ÉNONCÉ 1: Selon le texte fourni, chez qui se rend-on, dans certaines régions, lorsqu'on tombe malade ou qu'on subit des malheurs successifs ?

Dans le langage woke, on dit « oppresseur » et « opprimé » : ceux qui gagnent mal leur vie sont opprimés, et cela ne peut être que par ceux qui la gagnent bien ; les femmes sont opprimées, c’est donc par les hommes qu’elles le sont. Les noirs sont opprimés, cela ne peut être que par les blancs. Toute l’Afrique, qui grouille d’oppressions entre noirs, en est un contre-exemple, mais admettons qu’il faille voir les choses au niveau planétaire (qui n’est pas tout à fait celui du vécu), et gardons l’idée-clé : si quelqu’un souffre, c’est qu’un autre le fait souffrir. Vision un peu persécutive, car après tout, de par sa subjectivité et la manière de s’y prendre, on se fait souvent souffrir tout seul, la cause extérieure étant lointaine ; on se fait payer des choses du passé qu’on a mal intégrées, bref on a des symptômes. Mais c’est ainsi : dans cette vision, les gens malades sont opprimés par ceux qui sont en bonne santé, les laids par les beaux, les imbéciles par ceux qui ne le sont pas, les vieux par les jeunes, ou l’inverse. Opprimés ou persécutés. Là commencent à poindre des traces de pensée magique ; il y a des régions du monde, même en France, où si quelqu’un tombe malade ou à des malheurs successifs, il va chez un désenvoûteur qui l’aide à découvrir celui qui lui veut du mal ; et il s’adonnera aux rituels nécessaires pour le contrer.

LISTING D'ENTRÉE:
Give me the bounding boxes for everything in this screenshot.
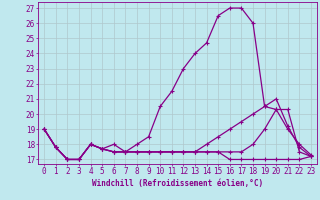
X-axis label: Windchill (Refroidissement éolien,°C): Windchill (Refroidissement éolien,°C) [92, 179, 263, 188]
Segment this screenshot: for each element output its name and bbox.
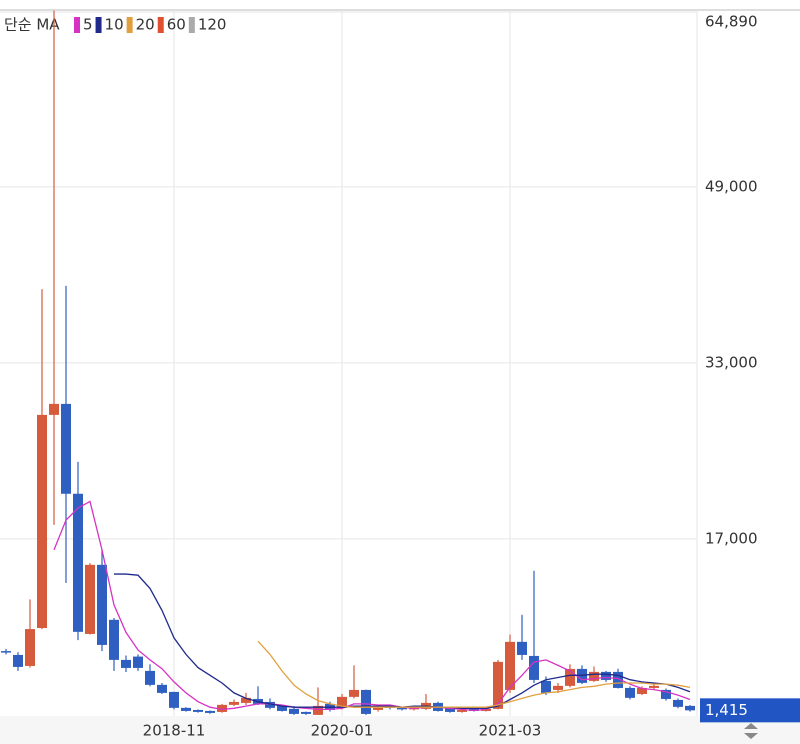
- candle-body: [49, 403, 59, 415]
- last-price-label: 1,415: [705, 701, 748, 719]
- candle-body: [637, 687, 647, 694]
- candle-body: [13, 654, 23, 667]
- candle-body: [289, 708, 299, 714]
- candle-body: [217, 704, 227, 712]
- candle-body: [565, 668, 575, 686]
- candle-body: [397, 707, 407, 710]
- last-price-box: [700, 698, 800, 723]
- x-tick-label: 2018-11: [143, 722, 206, 740]
- candle-body: [673, 699, 683, 707]
- candle-body: [529, 655, 539, 680]
- legend-label: 5: [83, 16, 93, 34]
- x-tick-label: 2020-01: [311, 722, 374, 740]
- legend-label: 10: [105, 16, 124, 34]
- candle-body: [649, 685, 659, 688]
- candle-body: [109, 619, 119, 660]
- candle-body: [541, 680, 551, 693]
- candle-body: [157, 684, 167, 693]
- candle-body: [301, 711, 311, 714]
- candle-body: [37, 414, 47, 628]
- candle-body: [169, 691, 179, 708]
- y-tick-label: 49,000: [705, 177, 758, 195]
- x-tick-label: 2021-03: [479, 722, 542, 740]
- legend-swatch: [74, 17, 80, 33]
- candle-body: [445, 707, 455, 712]
- candle-body: [661, 689, 671, 699]
- candle-body: [181, 707, 191, 711]
- candle-body: [61, 403, 71, 494]
- candle-body: [613, 671, 623, 688]
- candle-body: [1, 651, 11, 653]
- candle-body: [517, 641, 527, 655]
- scroll-icon[interactable]: [744, 723, 758, 739]
- candle-body: [133, 656, 143, 668]
- candle-body: [553, 685, 563, 690]
- ma-line: [114, 573, 691, 709]
- candle-body: [361, 689, 371, 714]
- candle-body: [601, 671, 611, 680]
- candle-body: [625, 687, 635, 698]
- candle-body: [25, 629, 35, 666]
- candle-body: [205, 710, 215, 713]
- candle-body: [313, 705, 323, 715]
- candle-body: [145, 670, 155, 685]
- candle-body: [457, 709, 467, 712]
- legend-title: 단순 MA: [4, 16, 60, 34]
- candle-body: [73, 493, 83, 632]
- candle-body: [505, 641, 515, 690]
- candle-body: [85, 564, 95, 634]
- legend-label: 60: [167, 16, 186, 34]
- candle-body: [493, 661, 503, 709]
- ma-line: [257, 640, 691, 708]
- y-tick-label: 64,890: [705, 13, 758, 31]
- candle-body: [337, 696, 347, 708]
- legend-swatch: [188, 17, 195, 33]
- candle-body: [265, 701, 275, 708]
- legend-label: 120: [198, 16, 227, 34]
- legend-swatch: [126, 17, 133, 33]
- candle-body: [685, 705, 695, 711]
- y-tick-label: 17,000: [705, 529, 758, 547]
- candle-body: [97, 564, 107, 645]
- legend-label: 20: [136, 16, 155, 34]
- candle-body: [229, 701, 239, 705]
- candle-body: [241, 697, 251, 703]
- candle-body: [349, 689, 359, 697]
- candle-body: [373, 707, 383, 710]
- candle-body: [277, 705, 287, 711]
- legend-swatch: [95, 17, 102, 33]
- candle-body: [589, 671, 599, 681]
- x-axis-band: [0, 716, 800, 744]
- y-tick-label: 33,000: [705, 353, 758, 371]
- ma-line: [53, 500, 691, 712]
- legend-swatch: [157, 17, 164, 33]
- candle-body: [121, 659, 131, 668]
- candle-body: [193, 709, 203, 712]
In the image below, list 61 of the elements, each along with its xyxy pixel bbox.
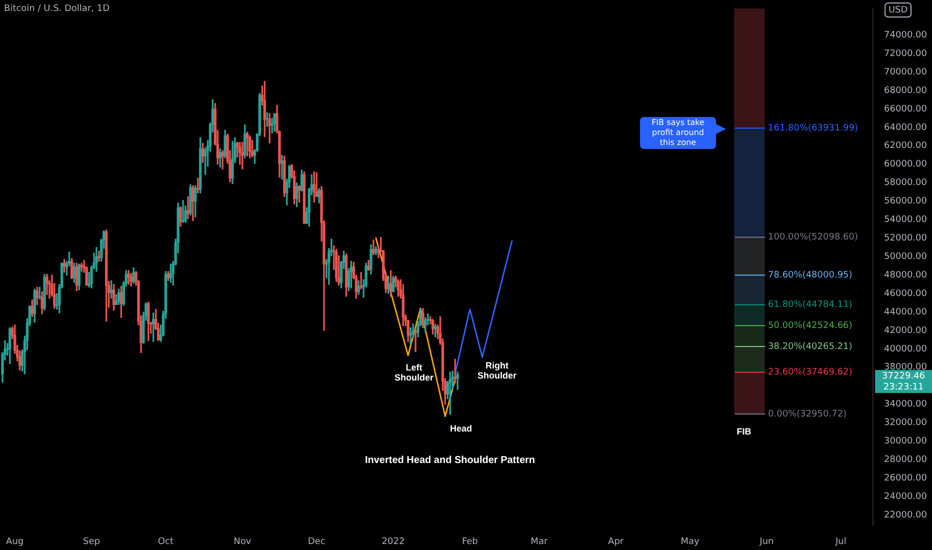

ÉNONCÉ 2: Recopiez les lignes du listing depuis son début jusqu'à la ligne contenant « Segment this screenshot: for », incluse, en substituant « image » à « screenshot » sans rien changer d'autre. Omettez les images.

SOLUTION 1: Chez un désenvoûteur.

SOLUTION 2:
Give me the bounding boxes for everything in this image.
X-axis label: Windchill (Refroidissement éolien,°C): Windchill (Refroidissement éolien,°C) [92, 179, 263, 188]
Segment this image: for each element output its name and bbox.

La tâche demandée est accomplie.